**GIVEN REQUEST**
Below is a set of records. Repeat all of them exactly.

Stored data:
****************

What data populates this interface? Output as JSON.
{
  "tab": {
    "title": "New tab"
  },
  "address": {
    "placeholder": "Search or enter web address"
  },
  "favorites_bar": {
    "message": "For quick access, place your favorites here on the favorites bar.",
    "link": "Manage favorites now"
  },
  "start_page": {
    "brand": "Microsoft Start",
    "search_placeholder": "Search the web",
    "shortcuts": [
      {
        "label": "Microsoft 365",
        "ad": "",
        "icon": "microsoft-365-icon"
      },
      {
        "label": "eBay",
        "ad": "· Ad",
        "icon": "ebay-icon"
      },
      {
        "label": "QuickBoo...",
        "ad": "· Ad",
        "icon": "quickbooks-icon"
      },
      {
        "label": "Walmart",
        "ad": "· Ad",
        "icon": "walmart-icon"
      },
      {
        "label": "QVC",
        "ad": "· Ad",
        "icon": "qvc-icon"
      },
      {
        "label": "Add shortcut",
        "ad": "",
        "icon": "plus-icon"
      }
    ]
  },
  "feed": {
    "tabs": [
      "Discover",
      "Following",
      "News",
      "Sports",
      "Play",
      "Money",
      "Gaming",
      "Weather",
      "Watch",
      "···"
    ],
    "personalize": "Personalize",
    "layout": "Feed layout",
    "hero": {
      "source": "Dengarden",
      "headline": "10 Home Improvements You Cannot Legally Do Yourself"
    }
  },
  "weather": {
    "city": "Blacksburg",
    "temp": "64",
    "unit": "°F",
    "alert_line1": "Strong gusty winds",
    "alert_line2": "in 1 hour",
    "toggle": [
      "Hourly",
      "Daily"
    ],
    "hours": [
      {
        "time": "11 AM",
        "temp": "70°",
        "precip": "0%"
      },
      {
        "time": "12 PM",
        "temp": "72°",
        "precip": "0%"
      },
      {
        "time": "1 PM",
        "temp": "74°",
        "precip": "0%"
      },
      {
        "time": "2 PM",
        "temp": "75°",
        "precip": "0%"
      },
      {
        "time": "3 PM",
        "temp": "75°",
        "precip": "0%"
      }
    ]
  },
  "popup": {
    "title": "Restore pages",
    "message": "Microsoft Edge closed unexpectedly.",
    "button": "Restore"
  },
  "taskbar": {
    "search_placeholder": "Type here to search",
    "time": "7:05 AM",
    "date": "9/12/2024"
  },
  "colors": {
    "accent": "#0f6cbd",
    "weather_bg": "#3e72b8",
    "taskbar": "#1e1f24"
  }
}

****************

**TASK ANSWER**
What data populates this interface? Output as JSON.
{
  "tab": {
    "title": "New tab"
  },
  "address": {
    "placeholder": "Search or enter web address"
  },
  "favorites_bar": {
    "message": "For quick access, place your favorites here on the favorites bar.",
    "link": "Manage favorites now"
  },
  "start_page": {
    "brand": "Microsoft Start",
    "search_placeholder": "Search the web",
    "shortcuts": [
      {
        "label": "Microsoft 365",
        "ad": "",
        "icon": "microsoft-365-icon"
      },
      {
        "label": "eBay",
        "ad": "· Ad",
        "icon": "ebay-icon"
      },
      {
        "label": "QuickBoo...",
        "ad": "· Ad",
        "icon": "quickbooks-icon"
      },
      {
        "label": "Walmart",
        "ad": "· Ad",
        "icon": "walmart-icon"
      },
      {
        "label": "QVC",
        "ad": "· Ad",
        "icon": "qvc-icon"
      },
      {
        "label": "Add shortcut",
        "ad": "",
        "icon": "plus-icon"
      }
    ]
  },
  "feed": {
    "tabs": [
      "Discover",
      "Following",
      "News",
      "Sports",
      "Play",
      "Money",
      "Gaming",
      "Weather",
      "Watch",
      "···"
    ],
    "personalize": "Personalize",
    "layout": "Feed layout",
    "hero": {
      "source": "Dengarden",
      "headline": "10 Home Improvements You Cannot Legally Do Yourself"
    }
  },
  "weather": {
    "city": "Blacksburg",
    "temp": "64",
    "unit": "°F",
    "alert_line1": "Strong gusty winds",
    "alert_line2": "in 1 hour",
    "toggle": [
      "Hourly",
      "Daily"
    ],
    "hours": [
      {
        "time": "11 AM",
        "temp": "70°",
        "precip": "0%"
      },
      {
        "time": "12 PM",
        "temp": "72°",
        "precip": "0%"
      },
      {
        "time": "1 PM",
        "temp": "74°",
        "precip": "0%"
      },
      {
        "time": "2 PM",
        "temp": "75°",
        "precip": "0%"
      },
      {
        "time": "3 PM",
        "temp": "75°",
        "precip": "0%"
      }
    ]
  },
  "popup": {
    "title": "Restore pages",
    "message": "Microsoft Edge closed unexpectedly.",
    "button": "Restore"
  },
  "taskbar": {
    "search_placeholder": "Type here to search",
    "time": "7:05 AM",
    "date": "9/12/2024"
  },
  "colors": {
    "accent": "#0f6cbd",
    "weather_bg": "#3e72b8",
    "taskbar": "#1e1f24"
  }
}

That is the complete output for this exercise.